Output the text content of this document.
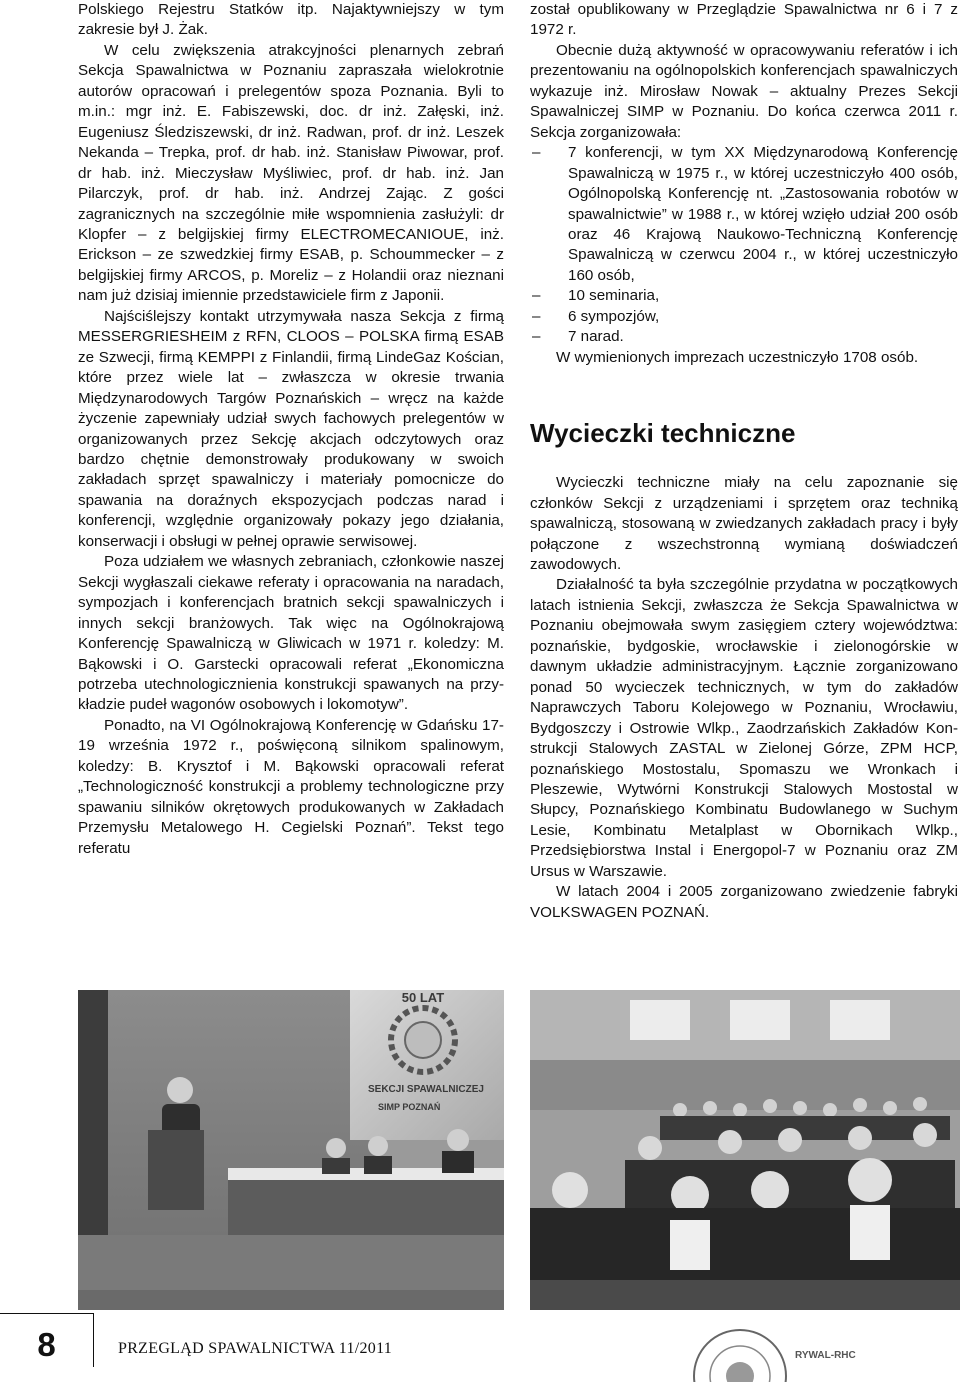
Polskiego Rejestru Statków itp. Najaktywniejszy w tym zakresie był J. Żak.

W celu zwiększenia atrakcyjności plenarnych zebrań Sekcja Spawalnictwa w Poznaniu zapraszała wielokrotnie autorów opracowań i prelegentów spoza Poznania. Byli to m.in.: mgr inż. E. Fabiszewski, doc. dr inż. Załęski, inż. Eugeniusz Śledziszewski, dr inż. Radwan, prof. dr inż. Leszek Nekanda – Trepka, prof. dr hab. inż. Stanisław Piwowar, prof. dr hab. inż. Mieczysław Myśliwiec, prof. dr hab. inż. Jan Pilarczyk, prof. dr hab. inż. Andrzej Zając. Z gości zagranicznych na szczególnie miłe wspomnienia zasłużyli: dr Klopfer – z belgijskiej firmy ELECTROMECANIOUE, inż. Erickson – ze szwedzkiej firmy ESAB, p. Schoummecker – z belgijskiej firmy ARCOS, p. Moreliz – z Holandii oraz nieznani nam już dzisiaj imiennie przedstawiciele firm z Japonii.

Najściślejszy kontakt utrzymywała nasza Sekcja z firmą MESSERGRIESHEIM z RFN, CLOOS – POLSKA firmą ESAB ze Szwecji, firmą KEMPPI z Finlandii, firmą LindeGaz Kościan, które przez wiele lat – zwłaszcza w okresie trwania Międzynarodowych Targów Poznańskich – wręcz na każde życzenie zapewniały udział swych fachowych prelegentów w organizowanych przez Sekcję akcjach odczytowych oraz bardzo chętnie demonstrowały produkowany w swoich zakładach sprzęt spawalniczy i materiały pomocnicze do spawania na doraźnych ekspozycjach podczas narad i konferencji, względnie organizowały pokazy jego działania, konserwacji i obsługi w pełnej oprawie serwisowej.

Poza udziałem we własnych zebraniach, członkowie naszej Sekcji wygłaszali ciekawe referaty i opracowania na naradach, sympozjach i konferencjach bratnich sekcji spawalniczych i innych sekcji branżowych. Tak więc na Ogólnokrajową Konferencję Spawalniczą w Gliwicach w 1971 r. koledzy: M. Bąkowski i O. Garstecki opracowali referat „Ekonomiczna potrzeba utechnologicznienia konstrukcji spawanych na przykładzie pudeł wagonów osobowych i lokomotyw”.

Ponadto, na VI Ogólnokrajową Konferencję w Gdańsku 17-19 września 1972 r., poświęconą silnikom spalinowym, koledzy: B. Krysztof i M. Bąkowski opracowali referat „Technologiczność konstrukcji a problemy technologiczne przy spawaniu silników okrętowych produkowanych w Zakładach Przemysłu Metalowego H. Cegielski Poznań”. Tekst tego referatu

został opublikowany w Przeglądzie Spawalnictwa nr 6 i 7 z 1972 r.

Obecnie dużą aktywność w opracowywaniu referatów i ich prezentowaniu na ogólnopolskich konferencjach spawalniczych wykazuje inż. Mirosław Nowak – aktualny Prezes Sekcji Spawalniczej SIMP w Poznaniu. Do końca czerwca 2011 r. Sekcja zorganizowała:

– 7 konferencji, w tym XX Międzynarodową Konferencję Spawalniczą w 1975 r., w której uczestniczyło 400 osób, Ogólnopolską Konferencję nt. „Zastosowania robotów w spawalnictwie” w 1988 r., w której wzięło udział 200 osób oraz 46 Krajową Naukowo-Techniczną Konferencję Spawalniczą w czerwcu 2004 r., w której uczestniczyło 160 osób,
– 10 seminaria,
– 6 sympozjów,
– 7 narad.

W wymienionych imprezach uczestniczyło 1708 osób.

Wycieczki techniczne

Wycieczki techniczne miały na celu zapoznanie się członków Sekcji z urządzeniami i sprzętem oraz techniką spawalniczą, stosowaną w zwiedzanych zakładach pracy i były połączone z wszechstronną wymianą doświadczeń zawodowych.

Działalność ta była szczególnie przydatna w początkowych latach istnienia Sekcji, zwłaszcza że Sekcja Spawalnictwa w Poznaniu obejmowała swym zasięgiem cztery województwa: poznańskie, bydgoskie, wrocławskie i zielonogórskie w dawnym układzie administracyjnym. Łącznie zorganizowano ponad 50 wycieczek technicznych, w tym do zakładów Naprawczych Taboru Kolejowego w Poznaniu, Wrocławiu, Bydgoszczy i Ostrowie Wlkp., Zaodrzańskich Zakładów Konstrukcji Stalowych ZASTAL w Zielonej Górze, ZPM HCP, poznańskiego Mostostalu, Spomaszu we Wronkach i Pleszewie, Wytwórni Konstrukcji Stalowych Mostostal w Słupcy, Poznańskiego Kombinatu Budowlanego w Suchym Lesie, Kombinatu Metalplast w Obornikach Wlkp., Przedsiębiorstwa Instal i Energopol-7 w Poznaniu oraz ZM Ursus w Warszawie.

W latach 2004 i 2005 zorganizowano zwiedzenie fabryki VOLKSWAGEN POZNAŃ.

50 LAT
SEKCJI SPAWALNICZEJ
SIMP POZNAŃ
8	PRZEGLĄD SPAWALNICTWA 11/2011	RYWAL-RHC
━━━━━━━━━━━━━━━━━━━━━━━━━━━━━━
## Exercise aim
Read the entries and pick out all lines that include the word "konferencjach".

## Exercise result
Poza udziałem we własnych zebraniach, członkowie naszej Sekcji wygłaszali ciekawe referaty i opracowania na naradach, sympozjach i konferencjach bratnich sekcji spawalniczych i innych sekcji branżowych. Tak więc na Ogólnokrajową Konferencję Spawalniczą w Gliwicach w 1971 r. koledzy: M. Bąkowski i O. Garstecki opracowali referat „Ekonomiczna potrzeba utechnologicznienia konstrukcji spawanych na przykładzie pudeł wagonów osobowych i lokomotyw”.
Obecnie dużą aktywność w opracowywaniu referatów i ich prezentowaniu na ogólnopolskich konferencjach spawalniczych wykazuje inż. Mirosław Nowak – aktualny Prezes Sekcji Spawalniczej SIMP w Poznaniu. Do końca czerwca 2011 r. Sekcja zorganizowała:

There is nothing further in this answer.